## [Task statement]
Copy out every line of the records below word for word, and leave out the pictures.

>> begin

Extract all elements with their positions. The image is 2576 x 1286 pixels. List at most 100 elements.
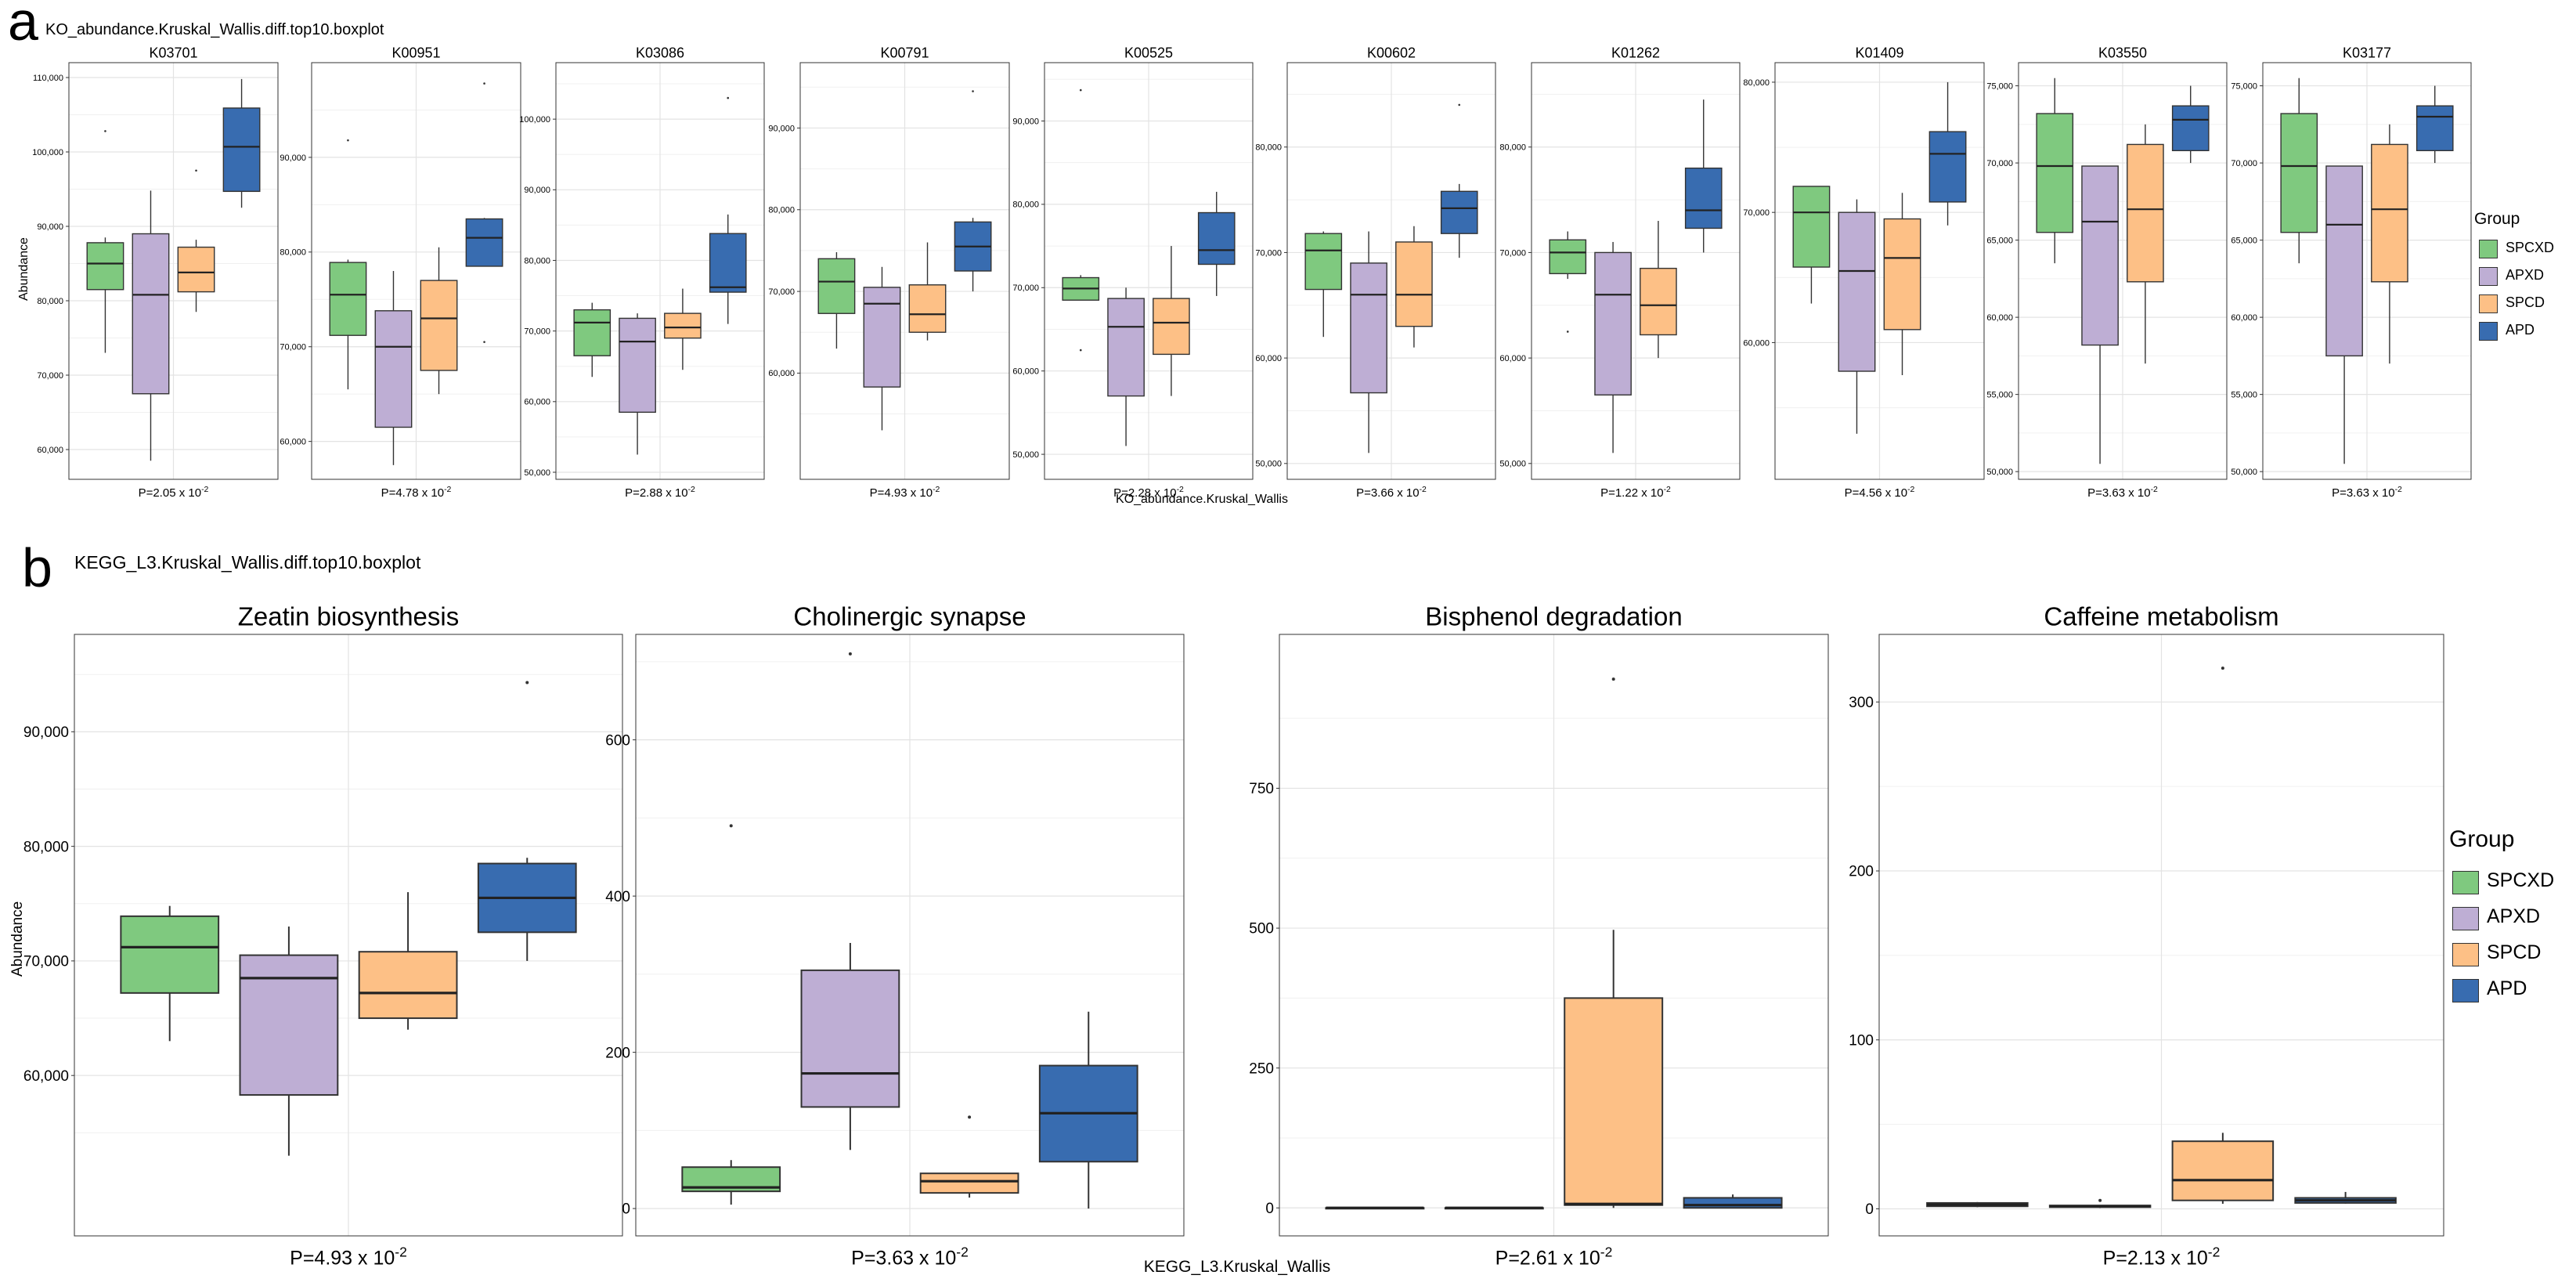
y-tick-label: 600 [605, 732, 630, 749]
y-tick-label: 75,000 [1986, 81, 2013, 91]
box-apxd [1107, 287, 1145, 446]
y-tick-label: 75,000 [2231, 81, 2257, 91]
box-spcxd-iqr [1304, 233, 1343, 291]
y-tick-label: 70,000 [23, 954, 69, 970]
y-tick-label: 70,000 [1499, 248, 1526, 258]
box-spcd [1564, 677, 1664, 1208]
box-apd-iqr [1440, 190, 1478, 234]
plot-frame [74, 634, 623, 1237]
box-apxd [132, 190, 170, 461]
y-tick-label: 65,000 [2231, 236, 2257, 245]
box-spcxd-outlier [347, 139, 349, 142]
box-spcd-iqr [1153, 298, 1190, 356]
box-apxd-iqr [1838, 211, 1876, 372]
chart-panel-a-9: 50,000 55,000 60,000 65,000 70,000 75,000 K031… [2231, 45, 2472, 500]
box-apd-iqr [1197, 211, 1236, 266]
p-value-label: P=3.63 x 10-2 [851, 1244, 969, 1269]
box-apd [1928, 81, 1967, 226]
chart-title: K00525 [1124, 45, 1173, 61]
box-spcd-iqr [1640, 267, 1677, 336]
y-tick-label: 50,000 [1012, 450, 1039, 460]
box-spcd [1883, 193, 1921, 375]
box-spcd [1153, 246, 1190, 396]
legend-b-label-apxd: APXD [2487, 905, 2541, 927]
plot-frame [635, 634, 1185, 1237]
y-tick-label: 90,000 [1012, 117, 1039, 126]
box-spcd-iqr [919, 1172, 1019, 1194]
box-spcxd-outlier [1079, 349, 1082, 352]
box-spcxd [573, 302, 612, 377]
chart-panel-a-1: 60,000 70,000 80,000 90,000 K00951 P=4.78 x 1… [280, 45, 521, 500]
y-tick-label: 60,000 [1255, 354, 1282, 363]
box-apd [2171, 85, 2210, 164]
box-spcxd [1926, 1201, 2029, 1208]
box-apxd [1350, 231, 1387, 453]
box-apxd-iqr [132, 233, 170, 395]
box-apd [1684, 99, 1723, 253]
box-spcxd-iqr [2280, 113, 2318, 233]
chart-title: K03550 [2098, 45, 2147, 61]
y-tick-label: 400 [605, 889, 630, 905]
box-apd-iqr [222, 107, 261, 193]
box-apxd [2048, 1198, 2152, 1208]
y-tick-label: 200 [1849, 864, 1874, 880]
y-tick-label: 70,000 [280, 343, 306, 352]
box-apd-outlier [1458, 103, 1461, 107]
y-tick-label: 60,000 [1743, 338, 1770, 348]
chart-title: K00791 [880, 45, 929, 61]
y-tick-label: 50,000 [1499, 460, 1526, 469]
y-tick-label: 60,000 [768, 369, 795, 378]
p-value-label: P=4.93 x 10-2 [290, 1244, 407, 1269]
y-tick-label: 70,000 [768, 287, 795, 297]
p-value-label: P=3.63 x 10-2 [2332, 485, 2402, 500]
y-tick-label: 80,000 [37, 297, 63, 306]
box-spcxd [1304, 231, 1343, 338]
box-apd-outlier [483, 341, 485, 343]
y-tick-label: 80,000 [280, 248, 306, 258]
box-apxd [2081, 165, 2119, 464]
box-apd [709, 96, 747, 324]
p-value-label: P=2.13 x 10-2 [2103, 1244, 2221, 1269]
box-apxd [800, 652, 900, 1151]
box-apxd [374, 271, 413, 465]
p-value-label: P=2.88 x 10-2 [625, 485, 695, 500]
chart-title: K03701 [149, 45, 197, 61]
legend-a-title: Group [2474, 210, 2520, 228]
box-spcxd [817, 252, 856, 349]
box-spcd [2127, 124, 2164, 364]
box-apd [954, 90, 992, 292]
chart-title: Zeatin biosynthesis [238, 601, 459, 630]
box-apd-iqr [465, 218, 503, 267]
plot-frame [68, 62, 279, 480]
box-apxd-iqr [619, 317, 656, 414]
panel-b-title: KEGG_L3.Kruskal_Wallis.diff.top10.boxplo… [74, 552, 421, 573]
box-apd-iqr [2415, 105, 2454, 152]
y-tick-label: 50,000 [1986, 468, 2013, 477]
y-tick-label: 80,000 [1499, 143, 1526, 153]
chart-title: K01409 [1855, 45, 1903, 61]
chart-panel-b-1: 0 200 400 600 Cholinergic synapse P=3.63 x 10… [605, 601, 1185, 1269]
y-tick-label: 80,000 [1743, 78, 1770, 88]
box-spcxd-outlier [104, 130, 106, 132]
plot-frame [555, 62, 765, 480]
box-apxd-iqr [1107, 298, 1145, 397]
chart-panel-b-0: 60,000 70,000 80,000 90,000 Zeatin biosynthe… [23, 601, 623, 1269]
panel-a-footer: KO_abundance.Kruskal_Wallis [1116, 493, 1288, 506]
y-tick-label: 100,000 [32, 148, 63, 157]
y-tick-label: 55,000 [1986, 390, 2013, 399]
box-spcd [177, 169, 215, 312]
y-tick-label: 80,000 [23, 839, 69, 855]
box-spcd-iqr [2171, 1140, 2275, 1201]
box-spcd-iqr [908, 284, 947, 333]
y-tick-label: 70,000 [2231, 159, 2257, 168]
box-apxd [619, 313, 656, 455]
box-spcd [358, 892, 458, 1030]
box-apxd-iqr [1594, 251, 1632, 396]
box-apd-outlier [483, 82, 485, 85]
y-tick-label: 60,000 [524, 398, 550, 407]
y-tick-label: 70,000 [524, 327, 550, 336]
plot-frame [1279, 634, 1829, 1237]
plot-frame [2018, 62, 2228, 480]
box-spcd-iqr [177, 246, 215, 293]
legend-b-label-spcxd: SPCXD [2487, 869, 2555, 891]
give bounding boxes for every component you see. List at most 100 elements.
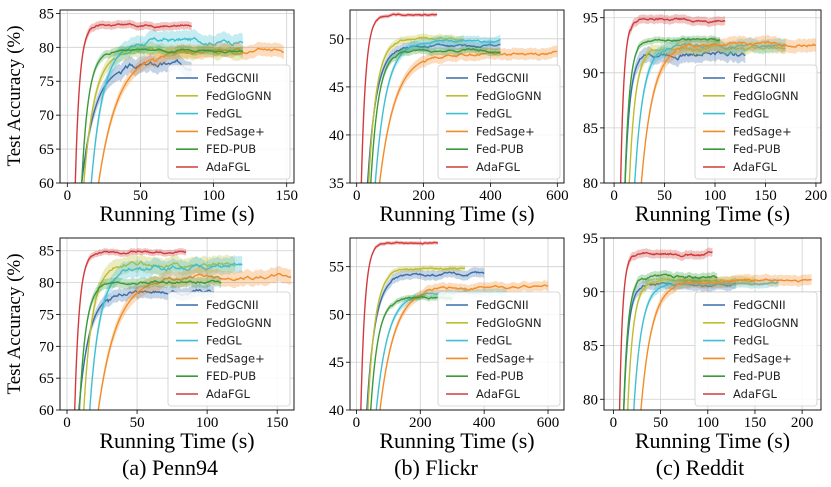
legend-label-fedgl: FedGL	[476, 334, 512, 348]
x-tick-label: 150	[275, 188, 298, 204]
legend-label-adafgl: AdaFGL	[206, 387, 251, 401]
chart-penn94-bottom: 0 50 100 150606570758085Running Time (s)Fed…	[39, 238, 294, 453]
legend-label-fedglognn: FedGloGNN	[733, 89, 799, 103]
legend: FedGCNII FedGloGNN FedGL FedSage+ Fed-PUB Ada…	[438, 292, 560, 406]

>> end

## [Response below]
Extract all elements with their positions. The image is 2576 x 1286 pixels. List at most 100 elements.
y-tick-label: 600 [605, 732, 630, 749]
y-tick-label: 75,000 [1986, 81, 2013, 91]
box-apxd [1107, 287, 1145, 446]
y-tick-label: 75,000 [2231, 81, 2257, 91]
box-spcxd-iqr [1304, 233, 1343, 291]
y-tick-label: 70,000 [23, 954, 69, 970]
y-tick-label: 70,000 [1499, 248, 1526, 258]
box-spcd [1564, 677, 1664, 1208]
box-apd-iqr [1440, 190, 1478, 234]
plot-frame [74, 634, 623, 1237]
box-apxd [132, 190, 170, 461]
y-tick-label: 65,000 [2231, 236, 2257, 245]
box-spcxd-outlier [347, 139, 349, 142]
box-spcd-iqr [1153, 298, 1190, 356]
box-apxd-iqr [1838, 211, 1876, 372]
chart-panel-a-9: 50,000 55,000 60,000 65,000 70,000 75,000 K031… [2231, 45, 2472, 500]
box-apd-iqr [1197, 211, 1236, 266]
p-value-label: P=3.63 x 10-2 [851, 1244, 969, 1269]
box-apd [1928, 81, 1967, 226]
chart-title: K00525 [1124, 45, 1173, 61]
box-spcd-iqr [1640, 267, 1677, 336]
y-tick-label: 50,000 [1012, 450, 1039, 460]
box-spcd [1883, 193, 1921, 375]
box-spcd [1153, 246, 1190, 396]
legend-b-label-apxd: APXD [2487, 905, 2541, 927]
plot-frame [635, 634, 1185, 1237]
y-tick-label: 90,000 [1012, 117, 1039, 126]
box-spcd-iqr [919, 1172, 1019, 1194]
box-spcxd-outlier [1079, 349, 1082, 352]
box-spcxd [573, 302, 612, 377]
chart-panel-a-1: 60,000 70,000 80,000 90,000 K00951 P=4.78 x 1… [280, 45, 521, 500]
y-tick-label: 60,000 [1255, 354, 1282, 363]
box-apd [2171, 85, 2210, 164]
box-spcxd [1926, 1201, 2029, 1208]
box-apxd [1350, 231, 1387, 453]
box-apxd-iqr [132, 233, 170, 395]
box-apd [1684, 99, 1723, 253]
box-spcxd-iqr [2280, 113, 2318, 233]
chart-title: K03550 [2098, 45, 2147, 61]
y-tick-label: 400 [605, 889, 630, 905]
box-apd-iqr [222, 107, 261, 193]
box-apxd [2048, 1198, 2152, 1208]
y-tick-label: 200 [1849, 864, 1874, 880]
y-tick-label: 70,000 [280, 343, 306, 352]
box-apd-outlier [1458, 103, 1461, 107]
y-tick-label: 60,000 [1743, 338, 1770, 348]
chart-title: K00791 [880, 45, 929, 61]
y-tick-label: 50,000 [1499, 460, 1526, 469]
y-tick-label: 60,000 [768, 369, 795, 378]
p-value-label: P=4.93 x 10-2 [290, 1244, 407, 1269]
y-tick-label: 70,000 [768, 287, 795, 297]
p-value-label: P=3.63 x 10-2 [2332, 485, 2402, 500]
y-tick-label: 80,000 [37, 297, 63, 306]
box-spcxd [1304, 231, 1343, 338]
box-apd-outlier [483, 341, 485, 343]
y-tick-label: 80,000 [280, 248, 306, 258]
box-apxd [2081, 165, 2119, 464]
box-apd [709, 96, 747, 324]
p-value-label: P=2.13 x 10-2 [2103, 1244, 2221, 1269]
box-apxd [800, 652, 900, 1151]
box-apxd [374, 271, 413, 465]
p-value-label: P=2.88 x 10-2 [625, 485, 695, 500]
chart-title: K03701 [149, 45, 197, 61]
legend-a-title: Group [2474, 210, 2520, 228]
box-spcxd [817, 252, 856, 349]
box-spcd [2127, 124, 2164, 364]
box-apd [954, 90, 992, 292]
chart-title: Zeatin biosynthesis [238, 601, 459, 630]
box-apd-iqr [465, 218, 503, 267]
plot-frame [68, 62, 279, 480]
box-apxd-iqr [619, 317, 656, 414]
panel-b-title: KEGG_L3.Kruskal_Wallis.diff.top10.boxplo… [74, 552, 421, 573]
box-apd-iqr [2415, 105, 2454, 152]
y-tick-label: 50,000 [1986, 468, 2013, 477]
y-tick-label: 80,000 [1499, 143, 1526, 153]
chart-title: K01409 [1855, 45, 1903, 61]
chart-panel-b-1: 0 200 400 600 Cholinergic synapse P=3.63 x 10… [605, 601, 1185, 1269]
y-tick-label: 80,000 [1743, 78, 1770, 88]
box-spcxd-outlier [104, 130, 106, 132]
plot-frame [555, 62, 765, 480]
box-apxd-iqr [1107, 298, 1145, 397]
chart-panel-b-0: 60,000 70,000 80,000 90,000 Zeatin biosynthe… [23, 601, 623, 1269]
panel-a-footer: KO_abundance.Kruskal_Wallis [1116, 493, 1288, 506]
y-tick-label: 100,000 [32, 148, 63, 157]
y-tick-label: 55,000 [1986, 390, 2013, 399]
box-spcd [177, 169, 215, 312]
y-tick-label: 80,000 [23, 839, 69, 855]
box-spcd-iqr [2171, 1140, 2275, 1201]
box-spcd-iqr [908, 284, 947, 333]
y-tick-label: 70,000 [2231, 159, 2257, 168]
box-apxd [619, 313, 656, 455]
box-spcd [358, 892, 458, 1030]
box-apxd-iqr [1594, 251, 1632, 396]
box-apd-outlier [483, 82, 485, 85]
y-tick-label: 60,000 [524, 398, 550, 407]
y-tick-label: 70,000 [524, 327, 550, 336]
plot-frame [1279, 634, 1829, 1237]
plot-frame [2018, 62, 2228, 480]
box-spcd-iqr [177, 246, 215, 293]
legend-b-label-spcxd: SPCXD [2487, 869, 2555, 891]
give bounding boxes for every component you see. List at most 100 elements.
legend-label-fedgl: FedGL	[476, 334, 512, 348]
x-tick-label: 150	[275, 188, 298, 204]
legend-label-adafgl: AdaFGL	[206, 387, 251, 401]
chart-penn94-bottom: 0 50 100 150606570758085Running Time (s)Fed…	[39, 238, 294, 453]
legend-label-fedglognn: FedGloGNN	[733, 89, 799, 103]
legend: FedGCNII FedGloGNN FedGL FedSage+ Fed-PUB Ada…	[438, 292, 560, 406]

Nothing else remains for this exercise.